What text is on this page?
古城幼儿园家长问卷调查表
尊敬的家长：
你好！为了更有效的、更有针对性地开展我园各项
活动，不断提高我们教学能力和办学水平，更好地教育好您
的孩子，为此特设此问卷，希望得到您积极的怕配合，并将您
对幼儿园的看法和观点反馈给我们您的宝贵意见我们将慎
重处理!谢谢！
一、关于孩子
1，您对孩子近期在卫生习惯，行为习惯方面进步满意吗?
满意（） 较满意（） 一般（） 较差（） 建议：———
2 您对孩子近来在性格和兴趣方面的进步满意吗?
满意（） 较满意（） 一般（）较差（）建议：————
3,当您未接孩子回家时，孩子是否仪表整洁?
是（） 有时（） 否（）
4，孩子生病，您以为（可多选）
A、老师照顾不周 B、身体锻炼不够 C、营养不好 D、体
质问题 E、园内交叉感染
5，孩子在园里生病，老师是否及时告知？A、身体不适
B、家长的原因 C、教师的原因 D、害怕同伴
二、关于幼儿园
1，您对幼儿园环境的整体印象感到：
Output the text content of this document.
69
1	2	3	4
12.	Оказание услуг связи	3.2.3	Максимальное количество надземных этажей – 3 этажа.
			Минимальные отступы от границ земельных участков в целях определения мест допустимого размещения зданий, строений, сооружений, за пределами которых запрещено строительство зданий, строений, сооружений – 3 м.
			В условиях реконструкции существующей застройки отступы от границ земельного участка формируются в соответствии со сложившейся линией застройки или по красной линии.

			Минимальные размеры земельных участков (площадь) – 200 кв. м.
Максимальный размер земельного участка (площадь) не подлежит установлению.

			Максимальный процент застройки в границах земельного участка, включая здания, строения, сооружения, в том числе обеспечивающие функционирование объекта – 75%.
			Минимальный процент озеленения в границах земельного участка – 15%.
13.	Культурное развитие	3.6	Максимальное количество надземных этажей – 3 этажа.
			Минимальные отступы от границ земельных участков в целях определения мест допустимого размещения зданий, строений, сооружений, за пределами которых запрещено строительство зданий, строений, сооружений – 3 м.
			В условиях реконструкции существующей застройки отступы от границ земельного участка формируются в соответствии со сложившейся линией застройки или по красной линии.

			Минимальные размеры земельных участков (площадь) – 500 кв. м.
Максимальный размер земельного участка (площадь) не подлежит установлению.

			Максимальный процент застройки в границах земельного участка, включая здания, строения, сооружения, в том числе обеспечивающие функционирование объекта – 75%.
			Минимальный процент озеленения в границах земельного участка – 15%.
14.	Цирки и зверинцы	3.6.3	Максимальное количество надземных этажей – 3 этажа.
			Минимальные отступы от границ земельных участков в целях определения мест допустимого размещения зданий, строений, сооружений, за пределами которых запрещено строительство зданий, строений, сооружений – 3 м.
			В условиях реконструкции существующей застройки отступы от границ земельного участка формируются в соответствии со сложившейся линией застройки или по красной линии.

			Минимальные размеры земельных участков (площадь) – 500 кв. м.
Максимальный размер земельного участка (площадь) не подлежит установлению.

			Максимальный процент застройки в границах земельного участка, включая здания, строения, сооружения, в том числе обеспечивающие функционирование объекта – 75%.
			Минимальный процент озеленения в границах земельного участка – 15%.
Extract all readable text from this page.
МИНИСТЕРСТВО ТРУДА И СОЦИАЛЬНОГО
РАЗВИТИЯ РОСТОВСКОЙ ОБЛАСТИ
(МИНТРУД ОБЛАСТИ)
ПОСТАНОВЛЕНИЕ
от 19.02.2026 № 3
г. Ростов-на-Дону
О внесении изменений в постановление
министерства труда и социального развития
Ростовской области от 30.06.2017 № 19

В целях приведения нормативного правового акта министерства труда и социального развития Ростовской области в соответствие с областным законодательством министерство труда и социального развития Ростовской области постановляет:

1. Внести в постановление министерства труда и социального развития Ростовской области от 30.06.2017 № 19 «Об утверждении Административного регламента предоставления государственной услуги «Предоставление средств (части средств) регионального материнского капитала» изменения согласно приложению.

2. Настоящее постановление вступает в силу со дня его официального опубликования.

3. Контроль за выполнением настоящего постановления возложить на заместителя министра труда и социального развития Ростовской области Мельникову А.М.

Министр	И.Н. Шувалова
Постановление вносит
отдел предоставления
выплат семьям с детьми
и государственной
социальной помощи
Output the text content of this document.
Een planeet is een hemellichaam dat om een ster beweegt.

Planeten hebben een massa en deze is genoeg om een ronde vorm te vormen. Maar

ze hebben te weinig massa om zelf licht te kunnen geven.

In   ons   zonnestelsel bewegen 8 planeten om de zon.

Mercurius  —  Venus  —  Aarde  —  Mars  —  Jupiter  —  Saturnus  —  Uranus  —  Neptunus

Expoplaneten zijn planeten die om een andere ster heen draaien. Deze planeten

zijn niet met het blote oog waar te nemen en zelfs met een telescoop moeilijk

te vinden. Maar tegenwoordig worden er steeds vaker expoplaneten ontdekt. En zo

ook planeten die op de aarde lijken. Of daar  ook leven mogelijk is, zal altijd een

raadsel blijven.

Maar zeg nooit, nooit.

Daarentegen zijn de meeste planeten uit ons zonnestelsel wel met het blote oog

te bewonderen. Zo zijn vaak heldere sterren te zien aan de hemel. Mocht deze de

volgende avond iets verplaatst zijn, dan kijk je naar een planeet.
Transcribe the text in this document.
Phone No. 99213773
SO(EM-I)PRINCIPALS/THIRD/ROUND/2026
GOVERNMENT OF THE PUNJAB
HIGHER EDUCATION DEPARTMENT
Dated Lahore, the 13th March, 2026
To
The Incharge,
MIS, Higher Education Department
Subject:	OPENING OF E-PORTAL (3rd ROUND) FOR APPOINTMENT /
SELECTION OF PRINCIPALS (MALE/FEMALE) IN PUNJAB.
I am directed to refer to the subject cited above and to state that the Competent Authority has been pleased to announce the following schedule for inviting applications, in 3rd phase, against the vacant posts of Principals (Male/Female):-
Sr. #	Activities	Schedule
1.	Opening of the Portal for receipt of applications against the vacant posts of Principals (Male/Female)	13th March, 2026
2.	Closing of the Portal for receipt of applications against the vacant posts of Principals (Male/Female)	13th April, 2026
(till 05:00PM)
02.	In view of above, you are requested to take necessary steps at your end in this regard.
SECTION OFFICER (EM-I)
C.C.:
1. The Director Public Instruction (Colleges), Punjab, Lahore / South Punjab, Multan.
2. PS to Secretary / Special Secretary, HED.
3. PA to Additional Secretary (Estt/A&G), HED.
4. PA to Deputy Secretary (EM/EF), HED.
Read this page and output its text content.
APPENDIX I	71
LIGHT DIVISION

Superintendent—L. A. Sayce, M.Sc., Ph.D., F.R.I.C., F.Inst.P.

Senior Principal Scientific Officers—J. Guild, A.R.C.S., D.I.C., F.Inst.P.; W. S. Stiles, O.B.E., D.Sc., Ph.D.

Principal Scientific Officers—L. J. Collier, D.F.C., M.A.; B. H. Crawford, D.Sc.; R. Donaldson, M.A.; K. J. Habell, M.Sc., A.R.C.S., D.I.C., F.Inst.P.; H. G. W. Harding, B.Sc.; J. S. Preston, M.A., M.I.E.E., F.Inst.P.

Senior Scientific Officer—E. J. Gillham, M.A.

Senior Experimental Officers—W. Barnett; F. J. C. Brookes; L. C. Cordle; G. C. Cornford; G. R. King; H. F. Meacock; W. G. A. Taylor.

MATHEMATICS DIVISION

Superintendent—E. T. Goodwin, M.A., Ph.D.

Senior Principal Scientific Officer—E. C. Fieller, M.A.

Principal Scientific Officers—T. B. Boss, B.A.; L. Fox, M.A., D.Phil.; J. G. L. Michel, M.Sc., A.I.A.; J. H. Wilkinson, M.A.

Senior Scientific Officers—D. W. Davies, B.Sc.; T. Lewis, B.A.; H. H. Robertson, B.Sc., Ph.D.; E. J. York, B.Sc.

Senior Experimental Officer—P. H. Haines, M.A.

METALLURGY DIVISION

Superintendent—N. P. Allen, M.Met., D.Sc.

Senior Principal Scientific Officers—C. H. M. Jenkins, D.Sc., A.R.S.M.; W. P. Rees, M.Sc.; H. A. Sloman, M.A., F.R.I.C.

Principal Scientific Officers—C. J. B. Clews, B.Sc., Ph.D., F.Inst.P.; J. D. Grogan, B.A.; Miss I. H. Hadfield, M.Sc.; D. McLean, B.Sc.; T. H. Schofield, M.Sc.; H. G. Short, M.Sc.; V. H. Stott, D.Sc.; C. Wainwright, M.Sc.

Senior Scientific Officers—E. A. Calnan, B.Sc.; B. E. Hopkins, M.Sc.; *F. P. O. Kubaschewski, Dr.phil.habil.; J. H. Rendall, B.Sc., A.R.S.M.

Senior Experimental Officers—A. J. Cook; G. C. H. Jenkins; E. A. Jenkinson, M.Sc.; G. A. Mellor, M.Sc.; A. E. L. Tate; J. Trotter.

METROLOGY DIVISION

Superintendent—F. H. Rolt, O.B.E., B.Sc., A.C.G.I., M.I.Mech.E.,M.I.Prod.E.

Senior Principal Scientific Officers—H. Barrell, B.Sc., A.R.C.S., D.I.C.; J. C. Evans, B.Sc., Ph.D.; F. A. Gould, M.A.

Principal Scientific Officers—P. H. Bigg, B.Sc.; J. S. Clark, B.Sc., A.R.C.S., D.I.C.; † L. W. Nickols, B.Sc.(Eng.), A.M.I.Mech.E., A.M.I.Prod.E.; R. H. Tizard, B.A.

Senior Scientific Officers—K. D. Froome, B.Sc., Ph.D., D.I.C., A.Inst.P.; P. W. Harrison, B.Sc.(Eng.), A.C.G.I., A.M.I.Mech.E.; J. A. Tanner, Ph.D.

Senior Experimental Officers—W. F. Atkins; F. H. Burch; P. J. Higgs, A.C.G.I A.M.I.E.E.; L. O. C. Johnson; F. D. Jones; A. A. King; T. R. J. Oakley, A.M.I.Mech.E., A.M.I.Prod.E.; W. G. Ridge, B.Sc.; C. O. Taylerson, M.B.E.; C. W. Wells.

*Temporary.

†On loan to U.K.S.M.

◆ ◆ ◆ ◆

**Objective:** Find how many lines hold the string "предоставления", and state that number alone.

**Exercise output:** 2